### WRITTEN INSTRUCTION
Skip the pictures. Transcribe the rest of the data below without changing a word.

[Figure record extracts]

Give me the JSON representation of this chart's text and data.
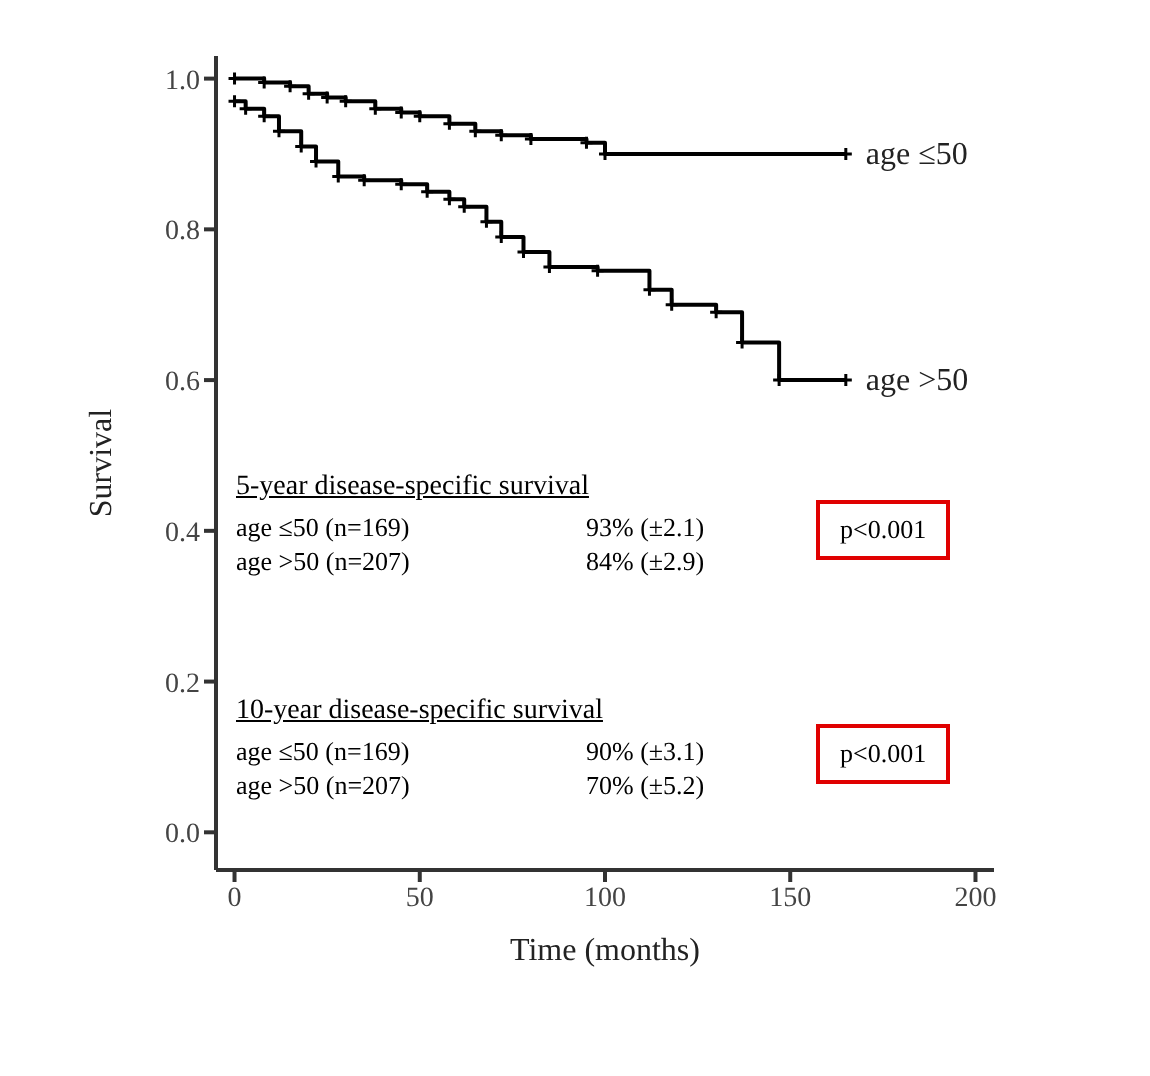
{
  "chart_data": {
    "type": "step",
    "xlabel": "Time (months)",
    "ylabel": "Survival",
    "xlim": [
      -5,
      205
    ],
    "ylim": [
      -0.05,
      1.03
    ],
    "xticks": [
      0,
      50,
      100,
      150,
      200
    ],
    "yticks": [
      {
        "value": 0,
        "label": "0.0"
      },
      0.2,
      0.4,
      0.6,
      0.8,
      {
        "value": 1,
        "label": "1.0"
      }
    ],
    "marker": "cross",
    "line_style": "solid",
    "series": [
      {
        "name": "age ≤50",
        "color": "#000000",
        "x": [
          0,
          8,
          15,
          20,
          25,
          30,
          38,
          45,
          50,
          58,
          65,
          72,
          80,
          95,
          100,
          165
        ],
        "values": [
          1.0,
          0.995,
          0.99,
          0.98,
          0.975,
          0.97,
          0.96,
          0.955,
          0.95,
          0.94,
          0.93,
          0.925,
          0.92,
          0.915,
          0.9,
          0.9
        ]
      },
      {
        "name": "age >50",
        "color": "#000000",
        "x": [
          0,
          3,
          8,
          12,
          18,
          22,
          28,
          35,
          45,
          52,
          58,
          62,
          68,
          72,
          78,
          85,
          98,
          112,
          118,
          130,
          137,
          147,
          165
        ],
        "values": [
          0.97,
          0.96,
          0.95,
          0.93,
          0.91,
          0.89,
          0.87,
          0.865,
          0.86,
          0.85,
          0.84,
          0.83,
          0.81,
          0.79,
          0.77,
          0.75,
          0.745,
          0.72,
          0.7,
          0.69,
          0.65,
          0.6,
          0.6
        ]
      }
    ],
    "annotations": [
      "5-year disease-specific survival",
      "age ≤50 (n=169)",
      "93% (±2.1)",
      "age >50 (n=207)",
      "84% (±2.9)",
      "p<0.001",
      "10-year disease-specific survival",
      "age ≤50 (n=169)",
      "90% (±3.1)",
      "age >50 (n=207)",
      "70% (±5.2)",
      "p<0.001"
    ]
  }
}
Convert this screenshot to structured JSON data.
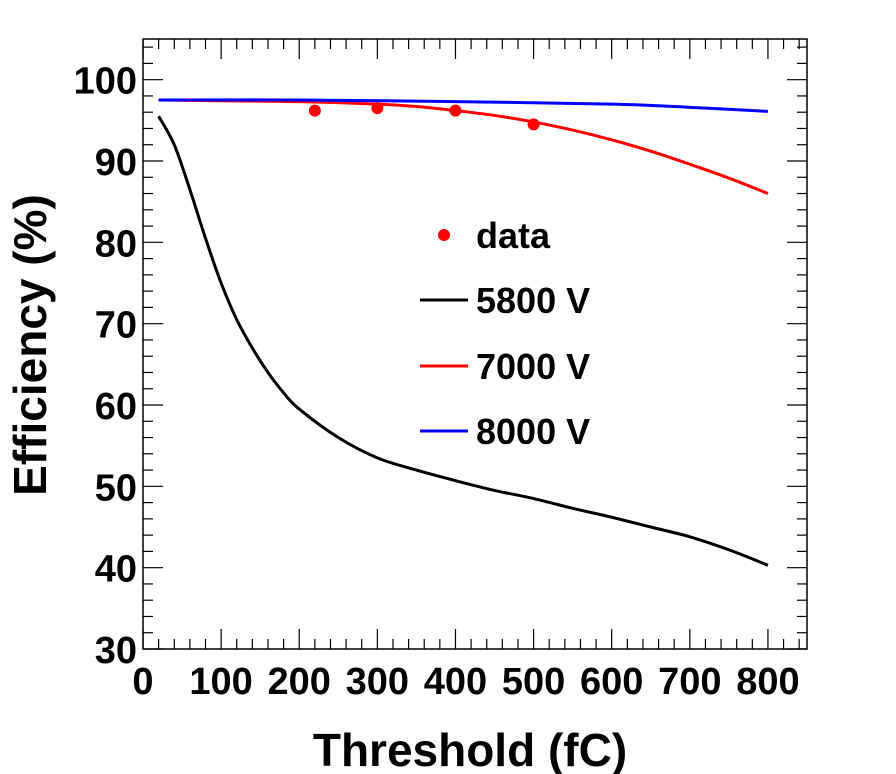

### EXERCISE RESULT
Give me the JSON representation of this chart's text and data.
{
  "chart_data": {
    "type": "step",
    "xlabel": "Time (months)",
    "ylabel": "Survival",
    "xlim": [
      -5,
      205
    ],
    "ylim": [
      -0.05,
      1.03
    ],
    "xticks": [
      0,
      50,
      100,
      150,
      200
    ],
    "yticks": [
      {
        "value": 0,
        "label": "0.0"
      },
      0.2,
      0.4,
      0.6,
      0.8,
      {
        "value": 1,
        "label": "1.0"
      }
    ],
    "marker": "cross",
    "line_style": "solid",
    "series": [
      {
        "name": "age ≤50",
        "color": "#000000",
        "x": [
          0,
          8,
          15,
          20,
          25,
          30,
          38,
          45,
          50,
          58,
          65,
          72,
          80,
          95,
          100,
          165
        ],
        "values": [
          1.0,
          0.995,
          0.99,
          0.98,
          0.975,
          0.97,
          0.96,
          0.955,
          0.95,
          0.94,
          0.93,
          0.925,
          0.92,
          0.915,
          0.9,
          0.9
        ]
      },
      {
        "name": "age >50",
        "color": "#000000",
        "x": [
          0,
          3,
          8,
          12,
          18,
          22,
          28,
          35,
          45,
          52,
          58,
          62,
          68,
          72,
          78,
          85,
          98,
          112,
          118,
          130,
          137,
          147,
          165
        ],
        "values": [
          0.97,
          0.96,
          0.95,
          0.93,
          0.91,
          0.89,
          0.87,
          0.865,
          0.86,
          0.85,
          0.84,
          0.83,
          0.81,
          0.79,
          0.77,
          0.75,
          0.745,
          0.72,
          0.7,
          0.69,
          0.65,
          0.6,
          0.6
        ]
      }
    ],
    "annotations": [
      "5-year disease-specific survival",
      "age ≤50 (n=169)",
      "93% (±2.1)",
      "age >50 (n=207)",
      "84% (±2.9)",
      "p<0.001",
      "10-year disease-specific survival",
      "age ≤50 (n=169)",
      "90% (±3.1)",
      "age >50 (n=207)",
      "70% (±5.2)",
      "p<0.001"
    ]
  }
}
Convert this screenshot to structured JSON data.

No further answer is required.